» Task statement:
Using the listing below, extract each line that has the word "dress" in it.

» Dataset records:
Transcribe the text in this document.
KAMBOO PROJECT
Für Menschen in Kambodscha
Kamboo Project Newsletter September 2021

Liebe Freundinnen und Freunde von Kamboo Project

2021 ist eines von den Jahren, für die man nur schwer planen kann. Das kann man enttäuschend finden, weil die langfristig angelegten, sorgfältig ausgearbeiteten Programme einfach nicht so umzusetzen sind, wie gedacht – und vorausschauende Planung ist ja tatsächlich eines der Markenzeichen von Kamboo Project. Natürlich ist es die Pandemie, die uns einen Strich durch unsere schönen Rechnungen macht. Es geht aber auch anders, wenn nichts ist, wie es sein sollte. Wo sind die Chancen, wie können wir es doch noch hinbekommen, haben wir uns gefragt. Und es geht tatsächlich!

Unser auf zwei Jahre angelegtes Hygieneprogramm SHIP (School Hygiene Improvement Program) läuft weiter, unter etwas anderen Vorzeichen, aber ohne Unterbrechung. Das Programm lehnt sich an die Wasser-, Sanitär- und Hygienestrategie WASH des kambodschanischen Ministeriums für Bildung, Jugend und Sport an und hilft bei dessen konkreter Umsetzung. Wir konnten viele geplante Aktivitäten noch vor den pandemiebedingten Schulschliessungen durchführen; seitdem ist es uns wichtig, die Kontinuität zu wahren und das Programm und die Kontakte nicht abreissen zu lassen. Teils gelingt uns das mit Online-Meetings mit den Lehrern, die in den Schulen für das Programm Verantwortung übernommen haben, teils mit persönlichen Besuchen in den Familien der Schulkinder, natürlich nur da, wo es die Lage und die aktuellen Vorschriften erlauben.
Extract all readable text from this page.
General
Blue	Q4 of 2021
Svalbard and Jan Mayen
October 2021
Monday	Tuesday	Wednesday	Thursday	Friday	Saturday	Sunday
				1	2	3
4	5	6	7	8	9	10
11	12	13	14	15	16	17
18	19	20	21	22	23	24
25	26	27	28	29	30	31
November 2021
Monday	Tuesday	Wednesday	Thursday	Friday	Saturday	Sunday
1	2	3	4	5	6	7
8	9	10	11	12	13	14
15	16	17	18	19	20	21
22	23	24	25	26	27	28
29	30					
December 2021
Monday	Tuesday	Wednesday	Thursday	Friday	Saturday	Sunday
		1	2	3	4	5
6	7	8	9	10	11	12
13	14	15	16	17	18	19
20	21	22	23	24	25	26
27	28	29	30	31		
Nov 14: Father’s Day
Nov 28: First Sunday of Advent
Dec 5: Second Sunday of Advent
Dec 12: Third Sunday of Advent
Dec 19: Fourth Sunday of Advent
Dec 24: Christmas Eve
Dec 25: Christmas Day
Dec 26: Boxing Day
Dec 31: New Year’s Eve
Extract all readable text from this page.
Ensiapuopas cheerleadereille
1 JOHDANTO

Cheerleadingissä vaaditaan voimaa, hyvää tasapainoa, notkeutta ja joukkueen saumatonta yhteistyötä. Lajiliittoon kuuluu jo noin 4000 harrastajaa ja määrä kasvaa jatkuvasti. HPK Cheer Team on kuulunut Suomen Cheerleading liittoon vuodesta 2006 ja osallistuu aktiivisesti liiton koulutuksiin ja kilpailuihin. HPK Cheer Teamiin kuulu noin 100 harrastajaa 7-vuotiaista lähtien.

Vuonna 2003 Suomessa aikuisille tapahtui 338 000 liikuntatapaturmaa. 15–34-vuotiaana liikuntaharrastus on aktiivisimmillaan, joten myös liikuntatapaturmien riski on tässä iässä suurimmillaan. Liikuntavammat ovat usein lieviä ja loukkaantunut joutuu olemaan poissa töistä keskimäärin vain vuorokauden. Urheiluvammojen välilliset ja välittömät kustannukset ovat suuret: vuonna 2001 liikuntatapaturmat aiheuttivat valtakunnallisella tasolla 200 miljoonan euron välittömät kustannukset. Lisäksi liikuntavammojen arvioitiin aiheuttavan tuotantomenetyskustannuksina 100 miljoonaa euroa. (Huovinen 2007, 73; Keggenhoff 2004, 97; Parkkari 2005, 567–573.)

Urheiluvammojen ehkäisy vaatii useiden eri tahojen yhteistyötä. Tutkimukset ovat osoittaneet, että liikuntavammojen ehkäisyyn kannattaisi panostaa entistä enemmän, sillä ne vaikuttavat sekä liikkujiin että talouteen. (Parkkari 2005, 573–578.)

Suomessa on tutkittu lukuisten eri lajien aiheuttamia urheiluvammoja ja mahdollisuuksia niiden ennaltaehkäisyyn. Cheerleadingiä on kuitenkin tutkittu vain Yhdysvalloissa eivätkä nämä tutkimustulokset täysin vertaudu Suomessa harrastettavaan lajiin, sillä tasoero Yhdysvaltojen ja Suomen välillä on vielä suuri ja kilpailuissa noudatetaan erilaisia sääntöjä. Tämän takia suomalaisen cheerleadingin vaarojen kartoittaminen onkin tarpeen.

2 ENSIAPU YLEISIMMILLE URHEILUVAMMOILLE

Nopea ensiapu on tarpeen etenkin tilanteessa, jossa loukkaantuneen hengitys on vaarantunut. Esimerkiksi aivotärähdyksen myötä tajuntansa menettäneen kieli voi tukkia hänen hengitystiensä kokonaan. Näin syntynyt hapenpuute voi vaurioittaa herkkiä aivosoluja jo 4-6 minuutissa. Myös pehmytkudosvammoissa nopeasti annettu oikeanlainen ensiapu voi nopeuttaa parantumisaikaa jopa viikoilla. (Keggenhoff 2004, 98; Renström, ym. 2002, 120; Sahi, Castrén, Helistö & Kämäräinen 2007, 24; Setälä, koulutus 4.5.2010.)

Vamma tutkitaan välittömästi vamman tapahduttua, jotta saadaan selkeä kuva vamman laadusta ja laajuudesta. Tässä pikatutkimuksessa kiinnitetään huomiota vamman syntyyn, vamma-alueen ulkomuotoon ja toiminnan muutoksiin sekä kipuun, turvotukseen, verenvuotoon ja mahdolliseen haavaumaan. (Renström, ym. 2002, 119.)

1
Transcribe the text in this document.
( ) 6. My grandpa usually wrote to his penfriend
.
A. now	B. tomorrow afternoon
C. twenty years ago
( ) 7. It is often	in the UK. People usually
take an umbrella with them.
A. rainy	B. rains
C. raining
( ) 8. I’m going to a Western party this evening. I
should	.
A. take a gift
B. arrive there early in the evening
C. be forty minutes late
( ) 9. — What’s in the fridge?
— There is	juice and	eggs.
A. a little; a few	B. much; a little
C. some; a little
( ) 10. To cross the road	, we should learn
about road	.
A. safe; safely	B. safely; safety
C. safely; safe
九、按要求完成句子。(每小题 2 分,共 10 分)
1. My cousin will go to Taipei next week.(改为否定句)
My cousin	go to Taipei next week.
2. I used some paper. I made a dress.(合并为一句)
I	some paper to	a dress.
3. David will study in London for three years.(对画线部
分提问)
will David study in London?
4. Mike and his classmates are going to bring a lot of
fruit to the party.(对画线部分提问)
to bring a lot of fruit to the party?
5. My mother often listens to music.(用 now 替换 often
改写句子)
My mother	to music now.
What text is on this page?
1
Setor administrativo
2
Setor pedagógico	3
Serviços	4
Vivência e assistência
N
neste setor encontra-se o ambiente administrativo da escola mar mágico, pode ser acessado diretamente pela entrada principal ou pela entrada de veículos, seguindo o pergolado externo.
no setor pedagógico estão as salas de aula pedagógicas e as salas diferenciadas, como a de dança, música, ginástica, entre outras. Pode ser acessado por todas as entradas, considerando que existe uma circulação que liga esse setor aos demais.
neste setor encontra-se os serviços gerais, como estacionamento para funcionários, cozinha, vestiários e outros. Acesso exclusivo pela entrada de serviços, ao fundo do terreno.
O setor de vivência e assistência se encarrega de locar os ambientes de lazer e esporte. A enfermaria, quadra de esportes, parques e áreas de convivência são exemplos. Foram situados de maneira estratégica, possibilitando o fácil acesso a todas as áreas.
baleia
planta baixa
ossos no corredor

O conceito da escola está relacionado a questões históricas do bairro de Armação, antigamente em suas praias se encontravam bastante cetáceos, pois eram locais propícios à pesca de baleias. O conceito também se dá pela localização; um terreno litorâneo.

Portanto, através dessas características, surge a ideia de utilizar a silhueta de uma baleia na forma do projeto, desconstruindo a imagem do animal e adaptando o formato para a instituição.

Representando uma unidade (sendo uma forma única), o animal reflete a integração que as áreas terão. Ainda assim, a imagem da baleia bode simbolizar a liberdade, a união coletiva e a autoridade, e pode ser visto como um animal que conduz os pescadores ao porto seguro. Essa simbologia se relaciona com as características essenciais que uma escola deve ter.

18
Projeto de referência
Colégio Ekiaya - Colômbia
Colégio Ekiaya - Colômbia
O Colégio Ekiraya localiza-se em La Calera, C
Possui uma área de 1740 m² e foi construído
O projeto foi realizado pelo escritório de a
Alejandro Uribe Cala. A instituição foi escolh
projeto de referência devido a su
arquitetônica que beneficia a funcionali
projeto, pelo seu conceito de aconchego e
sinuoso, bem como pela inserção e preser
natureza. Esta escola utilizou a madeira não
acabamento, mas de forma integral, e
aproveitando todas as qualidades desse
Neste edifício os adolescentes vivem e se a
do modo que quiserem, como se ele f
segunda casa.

» Solution for this problem:
2. I used some paper. I made a dress.(合并为一句)
I	some paper to	a dress.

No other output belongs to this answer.